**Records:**
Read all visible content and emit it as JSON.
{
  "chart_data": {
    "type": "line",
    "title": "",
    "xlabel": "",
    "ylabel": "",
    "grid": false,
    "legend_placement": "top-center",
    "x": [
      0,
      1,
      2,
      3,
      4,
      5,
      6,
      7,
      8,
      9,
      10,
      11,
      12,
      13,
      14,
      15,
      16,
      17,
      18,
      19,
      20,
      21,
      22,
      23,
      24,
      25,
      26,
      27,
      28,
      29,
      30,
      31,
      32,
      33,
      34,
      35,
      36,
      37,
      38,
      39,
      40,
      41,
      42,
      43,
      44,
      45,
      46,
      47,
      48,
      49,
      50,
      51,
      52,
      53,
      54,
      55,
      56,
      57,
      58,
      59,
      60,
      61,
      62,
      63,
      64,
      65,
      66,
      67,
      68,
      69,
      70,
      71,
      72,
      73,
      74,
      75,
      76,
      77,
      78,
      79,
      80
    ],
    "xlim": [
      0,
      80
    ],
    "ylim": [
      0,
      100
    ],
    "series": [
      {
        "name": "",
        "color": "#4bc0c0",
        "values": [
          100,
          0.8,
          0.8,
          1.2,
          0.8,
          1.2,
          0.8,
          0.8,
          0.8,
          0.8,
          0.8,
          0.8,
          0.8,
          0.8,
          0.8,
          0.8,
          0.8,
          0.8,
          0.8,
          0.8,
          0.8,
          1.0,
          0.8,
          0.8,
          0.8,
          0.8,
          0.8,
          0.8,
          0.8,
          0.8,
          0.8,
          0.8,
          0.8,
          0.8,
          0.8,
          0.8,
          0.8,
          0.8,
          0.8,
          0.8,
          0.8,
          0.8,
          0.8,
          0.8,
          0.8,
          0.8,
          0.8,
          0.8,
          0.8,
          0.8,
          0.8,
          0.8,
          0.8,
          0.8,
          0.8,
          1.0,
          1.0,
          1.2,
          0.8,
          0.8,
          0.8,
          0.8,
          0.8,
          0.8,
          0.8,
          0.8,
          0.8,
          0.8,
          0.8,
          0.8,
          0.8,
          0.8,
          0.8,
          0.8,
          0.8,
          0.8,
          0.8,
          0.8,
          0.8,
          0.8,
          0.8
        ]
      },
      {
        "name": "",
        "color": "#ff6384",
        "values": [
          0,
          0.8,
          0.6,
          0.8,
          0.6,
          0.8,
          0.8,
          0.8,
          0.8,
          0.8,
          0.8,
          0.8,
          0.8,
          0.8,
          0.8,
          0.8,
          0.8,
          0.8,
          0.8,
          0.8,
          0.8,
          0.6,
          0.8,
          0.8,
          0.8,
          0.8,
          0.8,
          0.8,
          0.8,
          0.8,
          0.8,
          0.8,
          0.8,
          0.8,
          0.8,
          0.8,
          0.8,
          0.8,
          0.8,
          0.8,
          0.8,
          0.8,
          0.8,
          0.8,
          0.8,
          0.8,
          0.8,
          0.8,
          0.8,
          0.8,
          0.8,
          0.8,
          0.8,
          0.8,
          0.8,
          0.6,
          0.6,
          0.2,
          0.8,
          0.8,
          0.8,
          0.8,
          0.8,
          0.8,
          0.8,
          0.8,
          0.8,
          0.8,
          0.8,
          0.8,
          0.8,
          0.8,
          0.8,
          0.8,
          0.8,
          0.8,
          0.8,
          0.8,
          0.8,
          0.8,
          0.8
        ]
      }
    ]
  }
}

**REQUIRED TASK:**
Each record above should be returned exactly as it appears.

**RESULT:**
Read all visible content and emit it as JSON.
{
  "chart_data": {
    "type": "line",
    "title": "",
    "xlabel": "",
    "ylabel": "",
    "grid": false,
    "legend_placement": "top-center",
    "x": [
      0,
      1,
      2,
      3,
      4,
      5,
      6,
      7,
      8,
      9,
      10,
      11,
      12,
      13,
      14,
      15,
      16,
      17,
      18,
      19,
      20,
      21,
      22,
      23,
      24,
      25,
      26,
      27,
      28,
      29,
      30,
      31,
      32,
      33,
      34,
      35,
      36,
      37,
      38,
      39,
      40,
      41,
      42,
      43,
      44,
      45,
      46,
      47,
      48,
      49,
      50,
      51,
      52,
      53,
      54,
      55,
      56,
      57,
      58,
      59,
      60,
      61,
      62,
      63,
      64,
      65,
      66,
      67,
      68,
      69,
      70,
      71,
      72,
      73,
      74,
      75,
      76,
      77,
      78,
      79,
      80
    ],
    "xlim": [
      0,
      80
    ],
    "ylim": [
      0,
      100
    ],
    "series": [
      {
        "name": "",
        "color": "#4bc0c0",
        "values": [
          100,
          0.8,
          0.8,
          1.2,
          0.8,
          1.2,
          0.8,
          0.8,
          0.8,
          0.8,
          0.8,
          0.8,
          0.8,
          0.8,
          0.8,
          0.8,
          0.8,
          0.8,
          0.8,
          0.8,
          0.8,
          1.0,
          0.8,
          0.8,
          0.8,
          0.8,
          0.8,
          0.8,
          0.8,
          0.8,
          0.8,
          0.8,
          0.8,
          0.8,
          0.8,
          0.8,
          0.8,
          0.8,
          0.8,
          0.8,
          0.8,
          0.8,
          0.8,
          0.8,
          0.8,
          0.8,
          0.8,
          0.8,
          0.8,
          0.8,
          0.8,
          0.8,
          0.8,
          0.8,
          0.8,
          1.0,
          1.0,
          1.2,
          0.8,
          0.8,
          0.8,
          0.8,
          0.8,
          0.8,
          0.8,
          0.8,
          0.8,
          0.8,
          0.8,
          0.8,
          0.8,
          0.8,
          0.8,
          0.8,
          0.8,
          0.8,
          0.8,
          0.8,
          0.8,
          0.8,
          0.8
        ]
      },
      {
        "name": "",
        "color": "#ff6384",
        "values": [
          0,
          0.8,
          0.6,
          0.8,
          0.6,
          0.8,
          0.8,
          0.8,
          0.8,
          0.8,
          0.8,
          0.8,
          0.8,
          0.8,
          0.8,
          0.8,
          0.8,
          0.8,
          0.8,
          0.8,
          0.8,
          0.6,
          0.8,
          0.8,
          0.8,
          0.8,
          0.8,
          0.8,
          0.8,
          0.8,
          0.8,
          0.8,
          0.8,
          0.8,
          0.8,
          0.8,
          0.8,
          0.8,
          0.8,
          0.8,
          0.8,
          0.8,
          0.8,
          0.8,
          0.8,
          0.8,
          0.8,
          0.8,
          0.8,
          0.8,
          0.8,
          0.8,
          0.8,
          0.8,
          0.8,
          0.6,
          0.6,
          0.2,
          0.8,
          0.8,
          0.8,
          0.8,
          0.8,
          0.8,
          0.8,
          0.8,
          0.8,
          0.8,
          0.8,
          0.8,
          0.8,
          0.8,
          0.8,
          0.8,
          0.8,
          0.8,
          0.8,
          0.8,
          0.8,
          0.8,
          0.8
        ]
      }
    ]
  }
}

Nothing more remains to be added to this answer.